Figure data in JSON
::::::
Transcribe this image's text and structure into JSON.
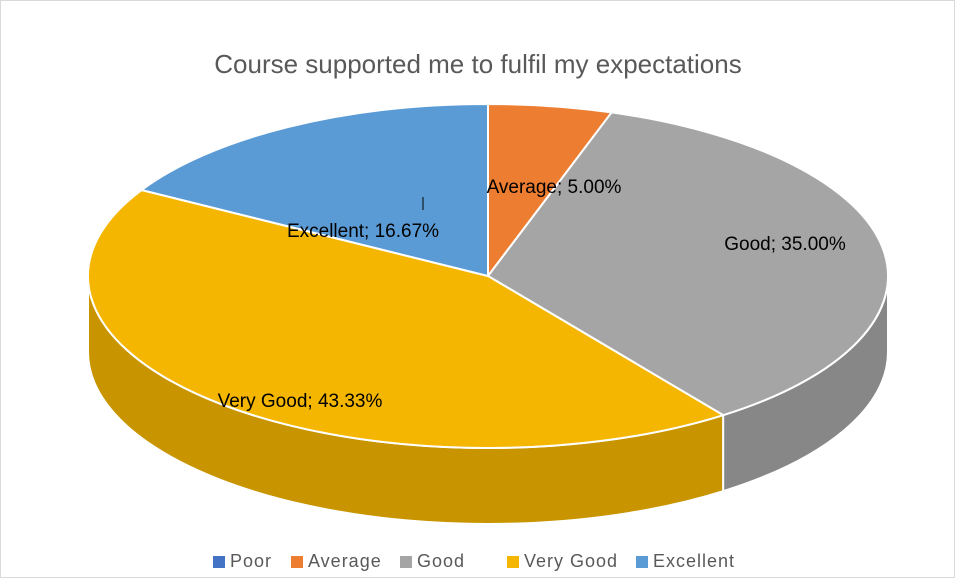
{
  "chart_data": {
    "type": "pie3d",
    "title": "Course supported me to fulfil my expectations",
    "categories": [
      "Poor",
      "Average",
      "Good",
      "Very Good",
      "Excellent"
    ],
    "values": [
      0,
      5,
      35,
      43.33,
      16.67
    ],
    "value_labels": [
      null,
      "Average; 5.00%",
      "Good; 35.00%",
      "Very Good; 43.33%",
      "Excellent; 16.67%"
    ],
    "colors": [
      "#4472c4",
      "#ed7d31",
      "#a5a5a5",
      "#f4b600",
      "#5b9bd5"
    ],
    "legend": "bottom"
  }
}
::::::
## [Stated task]
Restate the whole of the material word for word without the pictures.

## [Output of the task]
Transcribe this image's text and structure into JSON.
{
  "chart_data": {
    "type": "pie3d",
    "title": "Course supported me to fulfil my expectations",
    "categories": [
      "Poor",
      "Average",
      "Good",
      "Very Good",
      "Excellent"
    ],
    "values": [
      0,
      5,
      35,
      43.33,
      16.67
    ],
    "value_labels": [
      null,
      "Average; 5.00%",
      "Good; 35.00%",
      "Very Good; 43.33%",
      "Excellent; 16.67%"
    ],
    "colors": [
      "#4472c4",
      "#ed7d31",
      "#a5a5a5",
      "#f4b600",
      "#5b9bd5"
    ],
    "legend": "bottom"
  }
}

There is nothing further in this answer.